▸ **Problem details**
Reproduce everything in the forum post below on verifying chip behavior, from "First: What envelope" down to "I need prove.".
START Text
Postby sto » Wed Aug 14, 2013 7:36 pm

I've got two things that need to be verified on a real chip:

First: What envelope value is used? Does it first calculate the new value and then uses the new value (calc env; use env), or does it use the previously calculated envelope value and stores the calculated one for the next sample (old_env=env; calc env; use old_env)? For this to test, I think of an attack rate of 15 with square wave and a series of keyOn, hold, keyOff events to get a reference, and then a series of keyOns followed by setting the attack rate to 0 on the next sample. If the calculation is done the first way, there should be a high peak in the output, if it's done the second way, there should be a low peak.
I personally think the envelope is used delayed to reduce clicks in the output, but I need prove.

Second: The good old feedback... somebody in some other forum set two operators to feedback and used a square wave, then waited until self-resonance took effect, and checked the frequency to determine which samples are used for feedback (avg. last two, last one, second-last one). I don't know about the details, but it sounds reasonable to me.

Last (theory, no hardware): The KSL. In the well-known "OPL decapsulated" document, the author says that there were no other lookup tables than the sin/exp tables. So where does the KSL formula get its multiplication factors from? I tried to derive them from the sin/exp tables, but had no luck yet. Especially the somehow bitwise-shuffled attenuation per octave (6dB, 1.5dB, 3dB) bothers me, as I think they must have had very good reasons for providing such an odd interface for the KSL.
END Text
START Supplied records
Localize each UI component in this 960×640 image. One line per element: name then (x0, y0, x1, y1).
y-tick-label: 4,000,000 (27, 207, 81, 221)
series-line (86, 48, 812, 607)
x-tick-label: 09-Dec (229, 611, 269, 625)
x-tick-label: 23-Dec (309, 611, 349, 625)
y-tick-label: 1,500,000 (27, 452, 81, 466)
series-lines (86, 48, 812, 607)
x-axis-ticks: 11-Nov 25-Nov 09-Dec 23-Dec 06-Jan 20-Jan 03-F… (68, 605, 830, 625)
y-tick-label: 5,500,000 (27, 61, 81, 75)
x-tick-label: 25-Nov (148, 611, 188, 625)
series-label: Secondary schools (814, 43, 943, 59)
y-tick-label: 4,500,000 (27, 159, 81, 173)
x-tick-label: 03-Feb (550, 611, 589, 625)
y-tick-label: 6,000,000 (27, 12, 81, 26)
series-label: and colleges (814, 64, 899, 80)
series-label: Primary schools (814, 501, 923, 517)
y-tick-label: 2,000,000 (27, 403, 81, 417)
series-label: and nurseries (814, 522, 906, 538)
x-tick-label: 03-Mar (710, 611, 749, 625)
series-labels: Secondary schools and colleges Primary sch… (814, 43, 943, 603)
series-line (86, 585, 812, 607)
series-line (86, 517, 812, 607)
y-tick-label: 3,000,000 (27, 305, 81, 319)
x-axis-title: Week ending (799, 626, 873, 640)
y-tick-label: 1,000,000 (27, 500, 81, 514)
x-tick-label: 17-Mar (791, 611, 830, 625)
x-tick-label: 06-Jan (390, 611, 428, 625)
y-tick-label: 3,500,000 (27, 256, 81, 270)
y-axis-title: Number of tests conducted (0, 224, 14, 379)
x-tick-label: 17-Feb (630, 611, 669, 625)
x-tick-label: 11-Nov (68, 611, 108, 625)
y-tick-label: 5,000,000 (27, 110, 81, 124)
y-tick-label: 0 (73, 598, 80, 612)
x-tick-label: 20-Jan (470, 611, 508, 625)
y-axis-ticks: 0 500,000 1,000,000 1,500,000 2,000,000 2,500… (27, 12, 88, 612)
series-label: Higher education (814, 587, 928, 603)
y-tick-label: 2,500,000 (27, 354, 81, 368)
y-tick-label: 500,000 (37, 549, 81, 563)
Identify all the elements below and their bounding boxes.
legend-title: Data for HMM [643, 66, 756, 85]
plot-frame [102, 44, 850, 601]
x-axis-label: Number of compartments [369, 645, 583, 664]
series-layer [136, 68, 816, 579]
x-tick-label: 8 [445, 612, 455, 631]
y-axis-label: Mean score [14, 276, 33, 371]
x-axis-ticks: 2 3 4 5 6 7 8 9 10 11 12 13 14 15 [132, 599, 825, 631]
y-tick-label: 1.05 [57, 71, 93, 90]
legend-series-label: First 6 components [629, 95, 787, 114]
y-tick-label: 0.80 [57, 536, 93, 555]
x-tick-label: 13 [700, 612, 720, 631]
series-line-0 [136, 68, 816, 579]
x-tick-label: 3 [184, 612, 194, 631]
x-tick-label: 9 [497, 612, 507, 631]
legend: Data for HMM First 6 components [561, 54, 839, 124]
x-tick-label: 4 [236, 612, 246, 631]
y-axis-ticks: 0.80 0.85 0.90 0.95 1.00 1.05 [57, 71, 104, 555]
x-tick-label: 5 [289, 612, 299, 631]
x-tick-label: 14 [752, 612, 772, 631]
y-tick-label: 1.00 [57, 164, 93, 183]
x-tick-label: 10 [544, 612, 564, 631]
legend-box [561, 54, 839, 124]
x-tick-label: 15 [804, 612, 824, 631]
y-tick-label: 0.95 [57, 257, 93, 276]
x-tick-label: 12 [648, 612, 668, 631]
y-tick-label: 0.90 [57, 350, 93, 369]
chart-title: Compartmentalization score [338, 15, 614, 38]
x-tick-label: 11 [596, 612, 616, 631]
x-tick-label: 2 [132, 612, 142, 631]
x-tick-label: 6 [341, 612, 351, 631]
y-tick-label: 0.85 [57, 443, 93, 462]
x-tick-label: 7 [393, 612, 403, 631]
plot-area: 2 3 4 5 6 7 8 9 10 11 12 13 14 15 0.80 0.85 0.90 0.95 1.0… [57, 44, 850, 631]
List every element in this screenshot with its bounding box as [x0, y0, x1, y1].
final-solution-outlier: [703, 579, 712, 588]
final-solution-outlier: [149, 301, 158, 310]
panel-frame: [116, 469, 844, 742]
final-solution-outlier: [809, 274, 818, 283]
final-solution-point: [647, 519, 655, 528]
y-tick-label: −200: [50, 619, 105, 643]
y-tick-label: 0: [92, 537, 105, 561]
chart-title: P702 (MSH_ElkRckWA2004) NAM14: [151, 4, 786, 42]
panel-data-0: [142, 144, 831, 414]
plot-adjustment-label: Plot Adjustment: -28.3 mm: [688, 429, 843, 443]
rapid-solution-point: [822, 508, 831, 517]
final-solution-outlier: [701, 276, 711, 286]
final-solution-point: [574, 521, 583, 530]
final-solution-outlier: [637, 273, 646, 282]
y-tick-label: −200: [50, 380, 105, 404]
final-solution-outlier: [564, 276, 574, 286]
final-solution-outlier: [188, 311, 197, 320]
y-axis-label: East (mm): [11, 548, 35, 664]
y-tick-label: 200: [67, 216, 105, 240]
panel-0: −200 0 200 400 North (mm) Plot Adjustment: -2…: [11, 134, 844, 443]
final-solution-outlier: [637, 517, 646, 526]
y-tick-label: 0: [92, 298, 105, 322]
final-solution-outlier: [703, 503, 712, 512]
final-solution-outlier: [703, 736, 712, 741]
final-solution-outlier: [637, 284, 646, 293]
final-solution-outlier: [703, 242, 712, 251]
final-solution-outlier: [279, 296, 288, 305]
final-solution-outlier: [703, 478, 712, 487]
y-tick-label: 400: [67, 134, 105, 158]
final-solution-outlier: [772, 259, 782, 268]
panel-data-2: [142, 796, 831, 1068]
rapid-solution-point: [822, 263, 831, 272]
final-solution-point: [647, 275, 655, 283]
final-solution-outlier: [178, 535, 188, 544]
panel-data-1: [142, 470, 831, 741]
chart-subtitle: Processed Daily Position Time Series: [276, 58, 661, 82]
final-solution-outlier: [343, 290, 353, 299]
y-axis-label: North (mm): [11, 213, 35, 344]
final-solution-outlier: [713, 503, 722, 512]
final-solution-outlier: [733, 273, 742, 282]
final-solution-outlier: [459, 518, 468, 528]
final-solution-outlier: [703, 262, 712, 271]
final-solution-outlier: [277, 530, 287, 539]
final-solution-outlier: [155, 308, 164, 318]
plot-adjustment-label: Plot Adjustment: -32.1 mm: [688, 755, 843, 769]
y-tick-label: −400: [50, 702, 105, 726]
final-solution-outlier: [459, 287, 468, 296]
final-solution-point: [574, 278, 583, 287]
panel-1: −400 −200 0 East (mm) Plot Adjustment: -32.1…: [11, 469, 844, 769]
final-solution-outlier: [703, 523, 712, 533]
END Supplied records
▸ **Answer to this exercise**
First: What envelope value is used? Does it first calculate the new value and then uses the new value (calc env; use env), or does it use the previously calculated envelope value and stores the calculated one for the next sample (old_env=env; calc env; use old_env)? For this to test, I think of an attack rate of 15 with square wave and a series of keyOn, hold, keyOff events to get a reference, and then a series of keyOns followed by setting the attack rate to 0 on the next sample. If the calculation is done the first way, there should be a high peak in the output, if it's done the second way, there should be a low peak.
I personally think the envelope is used delayed to reduce clicks in the output, but I need prove.